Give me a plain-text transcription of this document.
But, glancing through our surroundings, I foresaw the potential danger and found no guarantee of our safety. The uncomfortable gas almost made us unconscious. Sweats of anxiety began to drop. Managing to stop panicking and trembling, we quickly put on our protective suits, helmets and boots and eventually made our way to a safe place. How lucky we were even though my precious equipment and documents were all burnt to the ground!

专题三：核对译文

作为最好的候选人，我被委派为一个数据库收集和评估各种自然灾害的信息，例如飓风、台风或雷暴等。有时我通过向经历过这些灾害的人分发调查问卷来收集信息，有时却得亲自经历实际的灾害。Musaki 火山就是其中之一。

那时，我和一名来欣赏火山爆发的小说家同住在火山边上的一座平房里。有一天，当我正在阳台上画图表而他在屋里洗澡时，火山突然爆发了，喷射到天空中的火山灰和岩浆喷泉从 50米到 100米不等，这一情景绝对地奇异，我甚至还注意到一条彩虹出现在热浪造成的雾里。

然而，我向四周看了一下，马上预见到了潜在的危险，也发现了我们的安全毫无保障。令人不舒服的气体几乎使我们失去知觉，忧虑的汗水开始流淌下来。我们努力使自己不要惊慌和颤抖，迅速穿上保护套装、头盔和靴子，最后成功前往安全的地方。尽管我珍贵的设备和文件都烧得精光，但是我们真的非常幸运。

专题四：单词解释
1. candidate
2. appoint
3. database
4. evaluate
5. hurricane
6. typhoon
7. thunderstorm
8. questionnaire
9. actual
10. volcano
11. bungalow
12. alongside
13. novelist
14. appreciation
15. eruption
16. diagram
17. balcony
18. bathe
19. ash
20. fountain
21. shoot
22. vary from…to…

◆ ◆ ◆ ◆

## WHAT YOU NEED TO DO
Write out the material exactly as given.

## REPLY
Give me a plain-text transcription of this document.
But, glancing through our surroundings, I foresaw the potential danger and found no guarantee of our safety. The uncomfortable gas almost made us unconscious. Sweats of anxiety began to drop. Managing to stop panicking and trembling, we quickly put on our protective suits, helmets and boots and eventually made our way to a safe place. How lucky we were even though my precious equipment and documents were all burnt to the ground!

专题三：核对译文

作为最好的候选人，我被委派为一个数据库收集和评估各种自然灾害的信息，例如飓风、台风或雷暴等。有时我通过向经历过这些灾害的人分发调查问卷来收集信息，有时却得亲自经历实际的灾害。Musaki 火山就是其中之一。

那时，我和一名来欣赏火山爆发的小说家同住在火山边上的一座平房里。有一天，当我正在阳台上画图表而他在屋里洗澡时，火山突然爆发了，喷射到天空中的火山灰和岩浆喷泉从 50米到 100米不等，这一情景绝对地奇异，我甚至还注意到一条彩虹出现在热浪造成的雾里。

然而，我向四周看了一下，马上预见到了潜在的危险，也发现了我们的安全毫无保障。令人不舒服的气体几乎使我们失去知觉，忧虑的汗水开始流淌下来。我们努力使自己不要惊慌和颤抖，迅速穿上保护套装、头盔和靴子，最后成功前往安全的地方。尽管我珍贵的设备和文件都烧得精光，但是我们真的非常幸运。

专题四：单词解释
1. candidate
2. appoint
3. database
4. evaluate
5. hurricane
6. typhoon
7. thunderstorm
8. questionnaire
9. actual
10. volcano
11. bungalow
12. alongside
13. novelist
14. appreciation
15. eruption
16. diagram
17. balcony
18. bathe
19. ash
20. fountain
21. shoot
22. vary from…to…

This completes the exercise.